[Records of element boundaries]
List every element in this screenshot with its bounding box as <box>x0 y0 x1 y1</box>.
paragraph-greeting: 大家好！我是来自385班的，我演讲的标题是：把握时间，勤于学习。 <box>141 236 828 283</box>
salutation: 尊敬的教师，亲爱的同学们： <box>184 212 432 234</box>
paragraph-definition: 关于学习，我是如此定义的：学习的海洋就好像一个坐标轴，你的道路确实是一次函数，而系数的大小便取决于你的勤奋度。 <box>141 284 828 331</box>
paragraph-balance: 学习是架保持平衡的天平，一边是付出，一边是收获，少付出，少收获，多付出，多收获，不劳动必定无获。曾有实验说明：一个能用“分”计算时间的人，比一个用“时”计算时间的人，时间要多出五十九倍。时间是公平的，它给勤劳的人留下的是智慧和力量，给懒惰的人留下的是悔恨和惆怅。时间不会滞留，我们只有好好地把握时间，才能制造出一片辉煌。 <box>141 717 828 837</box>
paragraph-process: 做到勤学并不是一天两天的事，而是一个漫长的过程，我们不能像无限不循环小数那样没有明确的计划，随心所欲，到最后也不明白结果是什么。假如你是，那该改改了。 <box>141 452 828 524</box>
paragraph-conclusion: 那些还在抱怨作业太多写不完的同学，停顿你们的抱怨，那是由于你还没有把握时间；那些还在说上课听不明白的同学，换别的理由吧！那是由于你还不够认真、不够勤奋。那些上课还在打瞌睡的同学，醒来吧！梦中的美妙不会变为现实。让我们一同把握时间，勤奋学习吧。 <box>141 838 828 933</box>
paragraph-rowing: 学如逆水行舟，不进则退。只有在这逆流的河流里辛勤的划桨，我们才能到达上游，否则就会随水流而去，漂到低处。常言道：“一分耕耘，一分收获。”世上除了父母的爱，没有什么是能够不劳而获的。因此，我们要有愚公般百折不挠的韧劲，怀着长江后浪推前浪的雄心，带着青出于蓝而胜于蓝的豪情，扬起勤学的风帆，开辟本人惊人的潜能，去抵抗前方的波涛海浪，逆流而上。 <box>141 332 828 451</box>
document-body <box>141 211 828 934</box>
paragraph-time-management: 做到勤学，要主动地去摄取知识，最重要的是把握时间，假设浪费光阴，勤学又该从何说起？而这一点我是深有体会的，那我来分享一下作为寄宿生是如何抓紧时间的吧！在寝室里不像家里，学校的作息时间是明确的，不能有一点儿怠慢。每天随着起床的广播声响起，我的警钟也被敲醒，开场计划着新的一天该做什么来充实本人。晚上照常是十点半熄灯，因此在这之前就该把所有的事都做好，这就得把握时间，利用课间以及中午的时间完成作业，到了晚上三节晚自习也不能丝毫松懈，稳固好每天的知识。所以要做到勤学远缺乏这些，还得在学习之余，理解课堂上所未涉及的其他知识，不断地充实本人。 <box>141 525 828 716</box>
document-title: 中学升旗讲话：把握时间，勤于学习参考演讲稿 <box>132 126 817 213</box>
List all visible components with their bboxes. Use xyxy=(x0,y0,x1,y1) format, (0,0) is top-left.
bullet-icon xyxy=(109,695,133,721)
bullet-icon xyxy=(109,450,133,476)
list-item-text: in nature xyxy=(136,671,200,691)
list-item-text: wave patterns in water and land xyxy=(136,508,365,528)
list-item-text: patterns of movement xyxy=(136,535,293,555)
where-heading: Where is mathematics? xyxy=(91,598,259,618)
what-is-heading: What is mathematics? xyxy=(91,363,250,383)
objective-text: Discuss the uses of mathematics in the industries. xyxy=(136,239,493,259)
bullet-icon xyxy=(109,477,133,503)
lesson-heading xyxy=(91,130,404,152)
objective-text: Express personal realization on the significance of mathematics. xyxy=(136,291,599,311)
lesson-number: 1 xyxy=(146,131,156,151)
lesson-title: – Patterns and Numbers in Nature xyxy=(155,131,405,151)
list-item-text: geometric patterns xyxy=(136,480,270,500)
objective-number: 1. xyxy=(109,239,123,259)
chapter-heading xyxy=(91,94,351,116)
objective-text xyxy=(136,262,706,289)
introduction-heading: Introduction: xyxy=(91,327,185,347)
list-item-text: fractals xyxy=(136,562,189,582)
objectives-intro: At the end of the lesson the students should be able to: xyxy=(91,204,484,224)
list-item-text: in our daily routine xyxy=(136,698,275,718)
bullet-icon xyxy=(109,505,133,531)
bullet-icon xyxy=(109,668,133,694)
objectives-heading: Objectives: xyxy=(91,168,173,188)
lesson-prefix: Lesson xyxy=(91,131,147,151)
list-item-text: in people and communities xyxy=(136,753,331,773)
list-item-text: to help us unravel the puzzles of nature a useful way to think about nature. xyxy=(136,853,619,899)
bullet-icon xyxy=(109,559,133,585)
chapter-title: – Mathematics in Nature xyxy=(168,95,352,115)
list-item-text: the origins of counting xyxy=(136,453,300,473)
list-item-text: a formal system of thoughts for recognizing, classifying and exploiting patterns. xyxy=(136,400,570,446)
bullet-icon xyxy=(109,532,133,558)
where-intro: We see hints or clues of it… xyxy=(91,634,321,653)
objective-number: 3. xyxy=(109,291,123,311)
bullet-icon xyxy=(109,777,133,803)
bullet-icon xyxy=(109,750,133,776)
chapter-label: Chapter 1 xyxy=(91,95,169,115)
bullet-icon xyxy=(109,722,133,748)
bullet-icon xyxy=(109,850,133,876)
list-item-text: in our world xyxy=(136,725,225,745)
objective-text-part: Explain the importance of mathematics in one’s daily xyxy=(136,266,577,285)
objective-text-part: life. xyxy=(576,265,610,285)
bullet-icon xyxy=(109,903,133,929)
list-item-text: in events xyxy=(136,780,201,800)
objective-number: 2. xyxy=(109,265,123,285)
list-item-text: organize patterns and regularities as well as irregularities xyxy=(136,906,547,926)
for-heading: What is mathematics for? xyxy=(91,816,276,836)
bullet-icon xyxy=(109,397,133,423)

## Stated task
Please recast all of the records above as a numbered list, leaving out any blank lines.

## Task output
1. List every element in this screenshot with its bounding box as <box>x0 y0 x1 y1</box>.
2. paragraph-greeting: 大家好！我是来自385班的，我演讲的标题是：把握时间，勤于学习。 <box>141 236 828 283</box>
3. salutation: 尊敬的教师，亲爱的同学们： <box>184 212 432 234</box>
4. paragraph-definition: 关于学习，我是如此定义的：学习的海洋就好像一个坐标轴，你的道路确实是一次函数，而系数的大小便取决于你的勤奋度。 <box>141 284 828 331</box>
5. paragraph-balance: 学习是架保持平衡的天平，一边是付出，一边是收获，少付出，少收获，多付出，多收获，不劳动必定无获。曾有实验说明：一个能用“分”计算时间的人，比一个用“时”计算时间的人，时间要多出五十九倍。时间是公平的，它给勤劳的人留下的是智慧和力量，给懒惰的人留下的是悔恨和惆怅。时间不会滞留，我们只有好好地把握时间，才能制造出一片辉煌。 <box>141 717 828 837</box>
6. paragraph-process: 做到勤学并不是一天两天的事，而是一个漫长的过程，我们不能像无限不循环小数那样没有明确的计划，随心所欲，到最后也不明白结果是什么。假如你是，那该改改了。 <box>141 452 828 524</box>
7. paragraph-conclusion: 那些还在抱怨作业太多写不完的同学，停顿你们的抱怨，那是由于你还没有把握时间；那些还在说上课听不明白的同学，换别的理由吧！那是由于你还不够认真、不够勤奋。那些上课还在打瞌睡的同学，醒来吧！梦中的美妙不会变为现实。让我们一同把握时间，勤奋学习吧。 <box>141 838 828 933</box>
8. paragraph-rowing: 学如逆水行舟，不进则退。只有在这逆流的河流里辛勤的划桨，我们才能到达上游，否则就会随水流而去，漂到低处。常言道：“一分耕耘，一分收获。”世上除了父母的爱，没有什么是能够不劳而获的。因此，我们要有愚公般百折不挠的韧劲，怀着长江后浪推前浪的雄心，带着青出于蓝而胜于蓝的豪情，扬起勤学的风帆，开辟本人惊人的潜能，去抵抗前方的波涛海浪，逆流而上。 <box>141 332 828 451</box>
9. document-body <box>141 211 828 934</box>
10. paragraph-time-management: 做到勤学，要主动地去摄取知识，最重要的是把握时间，假设浪费光阴，勤学又该从何说起？而这一点我是深有体会的，那我来分享一下作为寄宿生是如何抓紧时间的吧！在寝室里不像家里，学校的作息时间是明确的，不能有一点儿怠慢。每天随着起床的广播声响起，我的警钟也被敲醒，开场计划着新的一天该做什么来充实本人。晚上照常是十点半熄灯，因此在这之前就该把所有的事都做好，这就得把握时间，利用课间以及中午的时间完成作业，到了晚上三节晚自习也不能丝毫松懈，稳固好每天的知识。所以要做到勤学远缺乏这些，还得在学习之余，理解课堂上所未涉及的其他知识，不断地充实本人。 <box>141 525 828 716</box>
11. document-title: 中学升旗讲话：把握时间，勤于学习参考演讲稿 <box>132 126 817 213</box>
12. List all visible components with their bboxes. Use xyxy=(x0,y0,x1,y1) format, (0,0) is top-left.
13. bullet-icon xyxy=(109,695,133,721)
14. bullet-icon xyxy=(109,450,133,476)
15. list-item-text: in nature xyxy=(136,671,200,691)
16. list-item-text: wave patterns in water and land xyxy=(136,508,365,528)
17. list-item-text: patterns of movement xyxy=(136,535,293,555)
18. where-heading: Where is mathematics? xyxy=(91,598,259,618)
19. what-is-heading: What is mathematics? xyxy=(91,363,250,383)
20. objective-text: Discuss the uses of mathematics in the industries. xyxy=(136,239,493,259)
21. bullet-icon xyxy=(109,477,133,503)
22. lesson-heading xyxy=(91,130,404,152)
23. objective-text: Express personal realization on the significance of mathematics. xyxy=(136,291,599,311)
24. lesson-number: 1 xyxy=(146,131,156,151)
25. lesson-title: – Patterns and Numbers in Nature xyxy=(155,131,405,151)
26. list-item-text: geometric patterns xyxy=(136,480,270,500)
27. objective-number: 1. xyxy=(109,239,123,259)
28. chapter-heading xyxy=(91,94,351,116)
29. objective-text xyxy=(136,262,706,289)
30. introduction-heading: Introduction: xyxy=(91,327,185,347)
31. list-item-text: fractals xyxy=(136,562,189,582)
32. objectives-intro: At the end of the lesson the students should be able to: xyxy=(91,204,484,224)
33. list-item-text: in our daily routine xyxy=(136,698,275,718)
34. bullet-icon xyxy=(109,505,133,531)
35. bullet-icon xyxy=(109,668,133,694)
36. objectives-heading: Objectives: xyxy=(91,168,173,188)
37. lesson-prefix: Lesson xyxy=(91,131,147,151)
38. list-item-text: in people and communities xyxy=(136,753,331,773)
39. list-item-text: to help us unravel the puzzles of nature a useful way to think about nature. xyxy=(136,853,619,899)
40. bullet-icon xyxy=(109,559,133,585)
41. chapter-title: – Mathematics in Nature xyxy=(168,95,352,115)
42. list-item-text: the origins of counting xyxy=(136,453,300,473)
43. list-item-text: a formal system of thoughts for recognizing, classifying and exploiting patterns. xyxy=(136,400,570,446)
44. bullet-icon xyxy=(109,532,133,558)
45. where-intro: We see hints or clues of it… xyxy=(91,634,321,653)
46. objective-number: 3. xyxy=(109,291,123,311)
47. bullet-icon xyxy=(109,777,133,803)
48. bullet-icon xyxy=(109,750,133,776)
49. chapter-label: Chapter 1 xyxy=(91,95,169,115)
50. bullet-icon xyxy=(109,722,133,748)
51. bullet-icon xyxy=(109,850,133,876)
52. list-item-text: in our world xyxy=(136,725,225,745)
53. objective-text-part: Explain the importance of mathematics in one’s daily xyxy=(136,266,577,285)
54. objective-text-part: life. xyxy=(576,265,610,285)
55. bullet-icon xyxy=(109,903,133,929)
56. list-item-text: in events xyxy=(136,780,201,800)
57. objective-number: 2. xyxy=(109,265,123,285)
58. list-item-text: organize patterns and regularities as well as irregularities xyxy=(136,906,547,926)
59. for-heading: What is mathematics for? xyxy=(91,816,276,836)
60. bullet-icon xyxy=(109,397,133,423)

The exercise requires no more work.